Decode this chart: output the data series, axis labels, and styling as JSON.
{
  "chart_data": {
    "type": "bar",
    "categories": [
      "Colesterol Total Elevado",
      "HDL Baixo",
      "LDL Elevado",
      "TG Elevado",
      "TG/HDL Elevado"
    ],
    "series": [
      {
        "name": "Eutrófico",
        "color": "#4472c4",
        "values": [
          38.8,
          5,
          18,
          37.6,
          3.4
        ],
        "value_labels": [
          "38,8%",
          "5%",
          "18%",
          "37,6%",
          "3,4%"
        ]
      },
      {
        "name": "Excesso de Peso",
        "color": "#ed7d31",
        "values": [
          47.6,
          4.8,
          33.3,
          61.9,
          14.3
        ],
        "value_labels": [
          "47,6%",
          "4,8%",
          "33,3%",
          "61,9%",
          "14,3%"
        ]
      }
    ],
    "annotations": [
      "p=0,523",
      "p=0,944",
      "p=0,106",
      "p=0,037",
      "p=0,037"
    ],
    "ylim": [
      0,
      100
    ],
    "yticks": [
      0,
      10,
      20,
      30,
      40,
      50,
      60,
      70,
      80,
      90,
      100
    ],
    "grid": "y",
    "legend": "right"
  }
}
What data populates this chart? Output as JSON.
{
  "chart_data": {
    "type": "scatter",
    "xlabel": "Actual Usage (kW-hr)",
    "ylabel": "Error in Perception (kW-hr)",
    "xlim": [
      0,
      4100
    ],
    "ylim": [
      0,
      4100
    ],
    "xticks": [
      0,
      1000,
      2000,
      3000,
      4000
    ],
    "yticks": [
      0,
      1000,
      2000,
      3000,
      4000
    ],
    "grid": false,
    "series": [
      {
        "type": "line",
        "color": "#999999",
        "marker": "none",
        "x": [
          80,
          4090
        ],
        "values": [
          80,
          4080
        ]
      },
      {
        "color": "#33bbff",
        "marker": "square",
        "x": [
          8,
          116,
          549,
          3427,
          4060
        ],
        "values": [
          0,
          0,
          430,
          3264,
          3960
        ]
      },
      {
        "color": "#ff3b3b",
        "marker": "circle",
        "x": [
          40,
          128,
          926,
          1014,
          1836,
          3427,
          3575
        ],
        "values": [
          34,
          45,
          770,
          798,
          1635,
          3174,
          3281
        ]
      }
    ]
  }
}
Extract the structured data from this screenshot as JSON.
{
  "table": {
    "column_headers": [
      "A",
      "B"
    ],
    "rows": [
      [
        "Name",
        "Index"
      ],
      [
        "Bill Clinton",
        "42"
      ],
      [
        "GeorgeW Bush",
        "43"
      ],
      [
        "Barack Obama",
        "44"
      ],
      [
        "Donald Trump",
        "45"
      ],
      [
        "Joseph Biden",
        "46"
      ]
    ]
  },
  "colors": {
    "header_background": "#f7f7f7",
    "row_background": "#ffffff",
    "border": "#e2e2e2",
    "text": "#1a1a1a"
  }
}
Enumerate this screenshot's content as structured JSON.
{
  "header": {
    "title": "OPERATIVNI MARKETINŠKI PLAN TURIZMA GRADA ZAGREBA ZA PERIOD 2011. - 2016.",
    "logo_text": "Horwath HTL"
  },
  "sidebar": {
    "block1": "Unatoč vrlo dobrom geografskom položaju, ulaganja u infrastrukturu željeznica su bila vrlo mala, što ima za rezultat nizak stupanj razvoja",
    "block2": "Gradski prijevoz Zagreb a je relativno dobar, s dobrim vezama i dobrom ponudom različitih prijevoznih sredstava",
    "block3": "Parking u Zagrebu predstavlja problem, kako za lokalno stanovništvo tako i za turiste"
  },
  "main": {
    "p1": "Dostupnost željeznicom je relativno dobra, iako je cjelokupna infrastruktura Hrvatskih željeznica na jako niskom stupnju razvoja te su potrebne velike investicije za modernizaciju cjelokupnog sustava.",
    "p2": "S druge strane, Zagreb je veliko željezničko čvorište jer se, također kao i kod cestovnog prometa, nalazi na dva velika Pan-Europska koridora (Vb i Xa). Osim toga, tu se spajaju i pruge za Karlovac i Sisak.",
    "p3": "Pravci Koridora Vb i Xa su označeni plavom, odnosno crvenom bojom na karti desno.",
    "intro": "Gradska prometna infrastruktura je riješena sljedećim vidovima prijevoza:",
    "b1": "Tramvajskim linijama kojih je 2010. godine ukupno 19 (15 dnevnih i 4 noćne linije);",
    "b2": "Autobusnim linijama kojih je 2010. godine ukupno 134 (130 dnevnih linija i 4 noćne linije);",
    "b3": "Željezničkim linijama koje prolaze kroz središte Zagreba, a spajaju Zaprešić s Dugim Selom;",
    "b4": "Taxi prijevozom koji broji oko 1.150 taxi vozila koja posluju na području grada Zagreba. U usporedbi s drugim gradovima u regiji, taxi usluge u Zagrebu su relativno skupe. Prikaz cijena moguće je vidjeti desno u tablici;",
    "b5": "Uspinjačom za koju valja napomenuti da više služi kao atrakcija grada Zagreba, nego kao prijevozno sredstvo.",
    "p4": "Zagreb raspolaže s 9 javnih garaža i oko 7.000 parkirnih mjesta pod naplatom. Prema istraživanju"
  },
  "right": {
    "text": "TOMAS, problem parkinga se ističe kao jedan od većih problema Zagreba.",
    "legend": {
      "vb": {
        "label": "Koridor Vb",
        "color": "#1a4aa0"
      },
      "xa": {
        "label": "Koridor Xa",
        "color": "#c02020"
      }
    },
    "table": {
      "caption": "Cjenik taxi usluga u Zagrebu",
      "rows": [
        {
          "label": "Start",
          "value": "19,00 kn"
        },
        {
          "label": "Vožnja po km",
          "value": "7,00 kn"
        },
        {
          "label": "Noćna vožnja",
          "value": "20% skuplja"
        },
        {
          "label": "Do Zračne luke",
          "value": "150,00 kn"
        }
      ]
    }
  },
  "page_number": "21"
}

Aim of the exercise -
Extract all lines as given.

Answer -
Decode this chart: output the data series, axis labels, and styling as JSON.
{
  "chart_data": {
    "type": "bar",
    "categories": [
      "Colesterol Total Elevado",
      "HDL Baixo",
      "LDL Elevado",
      "TG Elevado",
      "TG/HDL Elevado"
    ],
    "series": [
      {
        "name": "Eutrófico",
        "color": "#4472c4",
        "values": [
          38.8,
          5,
          18,
          37.6,
          3.4
        ],
        "value_labels": [
          "38,8%",
          "5%",
          "18%",
          "37,6%",
          "3,4%"
        ]
      },
      {
        "name": "Excesso de Peso",
        "color": "#ed7d31",
        "values": [
          47.6,
          4.8,
          33.3,
          61.9,
          14.3
        ],
        "value_labels": [
          "47,6%",
          "4,8%",
          "33,3%",
          "61,9%",
          "14,3%"
        ]
      }
    ],
    "annotations": [
      "p=0,523",
      "p=0,944",
      "p=0,106",
      "p=0,037",
      "p=0,037"
    ],
    "ylim": [
      0,
      100
    ],
    "yticks": [
      0,
      10,
      20,
      30,
      40,
      50,
      60,
      70,
      80,
      90,
      100
    ],
    "grid": "y",
    "legend": "right"
  }
}
What data populates this chart? Output as JSON.
{
  "chart_data": {
    "type": "scatter",
    "xlabel": "Actual Usage (kW-hr)",
    "ylabel": "Error in Perception (kW-hr)",
    "xlim": [
      0,
      4100
    ],
    "ylim": [
      0,
      4100
    ],
    "xticks": [
      0,
      1000,
      2000,
      3000,
      4000
    ],
    "yticks": [
      0,
      1000,
      2000,
      3000,
      4000
    ],
    "grid": false,
    "series": [
      {
        "type": "line",
        "color": "#999999",
        "marker": "none",
        "x": [
          80,
          4090
        ],
        "values": [
          80,
          4080
        ]
      },
      {
        "color": "#33bbff",
        "marker": "square",
        "x": [
          8,
          116,
          549,
          3427,
          4060
        ],
        "values": [
          0,
          0,
          430,
          3264,
          3960
        ]
      },
      {
        "color": "#ff3b3b",
        "marker": "circle",
        "x": [
          40,
          128,
          926,
          1014,
          1836,
          3427,
          3575
        ],
        "values": [
          34,
          45,
          770,
          798,
          1635,
          3174,
          3281
        ]
      }
    ]
  }
}
Extract the structured data from this screenshot as JSON.
{
  "table": {
    "column_headers": [
      "A",
      "B"
    ],
    "rows": [
      [
        "Name",
        "Index"
      ],
      [
        "Bill Clinton",
        "42"
      ],
      [
        "GeorgeW Bush",
        "43"
      ],
      [
        "Barack Obama",
        "44"
      ],
      [
        "Donald Trump",
        "45"
      ],
      [
        "Joseph Biden",
        "46"
      ]
    ]
  },
  "colors": {
    "header_background": "#f7f7f7",
    "row_background": "#ffffff",
    "border": "#e2e2e2",
    "text": "#1a1a1a"
  }
}
Enumerate this screenshot's content as structured JSON.
{
  "header": {
    "title": "OPERATIVNI MARKETINŠKI PLAN TURIZMA GRADA ZAGREBA ZA PERIOD 2011. - 2016.",
    "logo_text": "Horwath HTL"
  },
  "sidebar": {
    "block1": "Unatoč vrlo dobrom geografskom položaju, ulaganja u infrastrukturu željeznica su bila vrlo mala, što ima za rezultat nizak stupanj razvoja",
    "block2": "Gradski prijevoz Zagreb a je relativno dobar, s dobrim vezama i dobrom ponudom različitih prijevoznih sredstava",
    "block3": "Parking u Zagrebu predstavlja problem, kako za lokalno stanovništvo tako i za turiste"
  },
  "main": {
    "p1": "Dostupnost željeznicom je relativno dobra, iako je cjelokupna infrastruktura Hrvatskih željeznica na jako niskom stupnju razvoja te su potrebne velike investicije za modernizaciju cjelokupnog sustava.",
    "p2": "S druge strane, Zagreb je veliko željezničko čvorište jer se, također kao i kod cestovnog prometa, nalazi na dva velika Pan-Europska koridora (Vb i Xa). Osim toga, tu se spajaju i pruge za Karlovac i Sisak.",
    "p3": "Pravci Koridora Vb i Xa su označeni plavom, odnosno crvenom bojom na karti desno.",
    "intro": "Gradska prometna infrastruktura je riješena sljedećim vidovima prijevoza:",
    "b1": "Tramvajskim linijama kojih je 2010. godine ukupno 19 (15 dnevnih i 4 noćne linije);",
    "b2": "Autobusnim linijama kojih je 2010. godine ukupno 134 (130 dnevnih linija i 4 noćne linije);",
    "b3": "Željezničkim linijama koje prolaze kroz središte Zagreba, a spajaju Zaprešić s Dugim Selom;",
    "b4": "Taxi prijevozom koji broji oko 1.150 taxi vozila koja posluju na području grada Zagreba. U usporedbi s drugim gradovima u regiji, taxi usluge u Zagrebu su relativno skupe. Prikaz cijena moguće je vidjeti desno u tablici;",
    "b5": "Uspinjačom za koju valja napomenuti da više služi kao atrakcija grada Zagreba, nego kao prijevozno sredstvo.",
    "p4": "Zagreb raspolaže s 9 javnih garaža i oko 7.000 parkirnih mjesta pod naplatom. Prema istraživanju"
  },
  "right": {
    "text": "TOMAS, problem parkinga se ističe kao jedan od većih problema Zagreba.",
    "legend": {
      "vb": {
        "label": "Koridor Vb",
        "color": "#1a4aa0"
      },
      "xa": {
        "label": "Koridor Xa",
        "color": "#c02020"
      }
    },
    "table": {
      "caption": "Cjenik taxi usluga u Zagrebu",
      "rows": [
        {
          "label": "Start",
          "value": "19,00 kn"
        },
        {
          "label": "Vožnja po km",
          "value": "7,00 kn"
        },
        {
          "label": "Noćna vožnja",
          "value": "20% skuplja"
        },
        {
          "label": "Do Zračne luke",
          "value": "150,00 kn"
        }
      ]
    }
  },
  "page_number": "21"
}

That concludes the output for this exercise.